## BEGIN THE DATA

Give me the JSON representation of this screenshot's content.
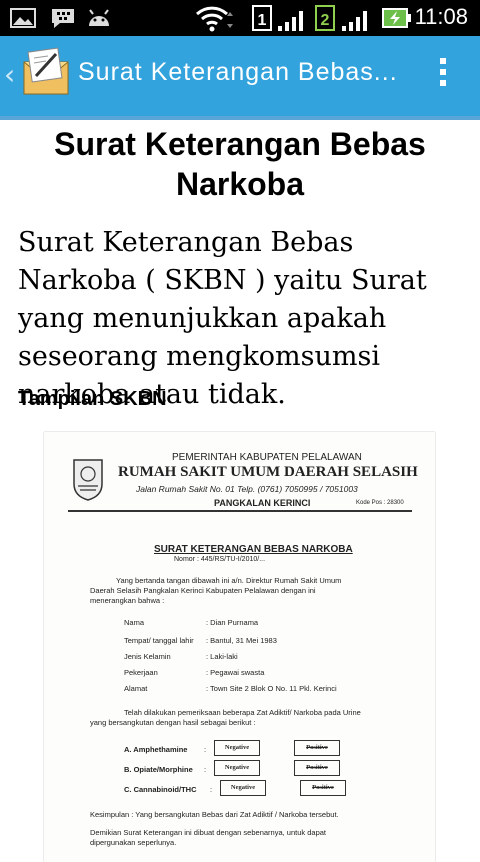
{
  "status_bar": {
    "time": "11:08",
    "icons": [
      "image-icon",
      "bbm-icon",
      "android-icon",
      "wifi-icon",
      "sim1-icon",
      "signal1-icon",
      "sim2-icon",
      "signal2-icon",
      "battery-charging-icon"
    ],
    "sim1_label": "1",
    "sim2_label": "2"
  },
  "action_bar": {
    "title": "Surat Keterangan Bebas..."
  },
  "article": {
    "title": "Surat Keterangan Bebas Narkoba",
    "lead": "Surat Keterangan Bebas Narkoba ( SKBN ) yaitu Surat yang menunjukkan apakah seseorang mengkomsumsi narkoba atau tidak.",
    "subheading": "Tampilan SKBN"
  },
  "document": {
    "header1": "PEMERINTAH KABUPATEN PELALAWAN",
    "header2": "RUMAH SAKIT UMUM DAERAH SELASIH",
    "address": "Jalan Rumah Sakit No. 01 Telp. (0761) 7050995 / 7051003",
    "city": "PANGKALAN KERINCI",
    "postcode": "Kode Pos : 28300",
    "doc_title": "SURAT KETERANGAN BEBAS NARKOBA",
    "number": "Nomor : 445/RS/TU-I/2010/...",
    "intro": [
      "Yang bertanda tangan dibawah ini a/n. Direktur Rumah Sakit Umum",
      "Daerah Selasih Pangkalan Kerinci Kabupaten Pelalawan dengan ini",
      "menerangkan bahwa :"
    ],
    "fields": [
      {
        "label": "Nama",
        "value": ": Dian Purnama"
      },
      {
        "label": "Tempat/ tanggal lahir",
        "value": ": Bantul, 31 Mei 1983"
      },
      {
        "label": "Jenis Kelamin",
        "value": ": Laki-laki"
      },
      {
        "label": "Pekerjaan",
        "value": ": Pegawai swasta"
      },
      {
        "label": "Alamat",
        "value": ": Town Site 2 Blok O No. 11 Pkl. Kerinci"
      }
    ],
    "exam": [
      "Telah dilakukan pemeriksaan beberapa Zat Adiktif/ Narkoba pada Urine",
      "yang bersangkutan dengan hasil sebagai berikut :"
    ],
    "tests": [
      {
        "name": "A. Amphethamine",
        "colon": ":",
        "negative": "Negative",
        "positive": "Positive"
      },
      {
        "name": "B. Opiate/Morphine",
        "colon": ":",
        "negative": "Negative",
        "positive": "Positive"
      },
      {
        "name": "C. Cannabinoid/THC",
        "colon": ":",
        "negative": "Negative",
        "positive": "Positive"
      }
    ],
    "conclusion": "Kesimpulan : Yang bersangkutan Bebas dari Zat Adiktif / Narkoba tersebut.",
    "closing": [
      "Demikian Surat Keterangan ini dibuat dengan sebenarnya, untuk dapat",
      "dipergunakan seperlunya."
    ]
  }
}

## END THE DATA

Which lines contain "bersangkutan"? Copy each of them out.

• [SOLVED EXERCISE]:
      "yang bersangkutan dengan hasil sebagai berikut :"
    "conclusion": "Kesimpulan : Yang bersangkutan Bebas dari Zat Adiktif / Narkoba tersebut.",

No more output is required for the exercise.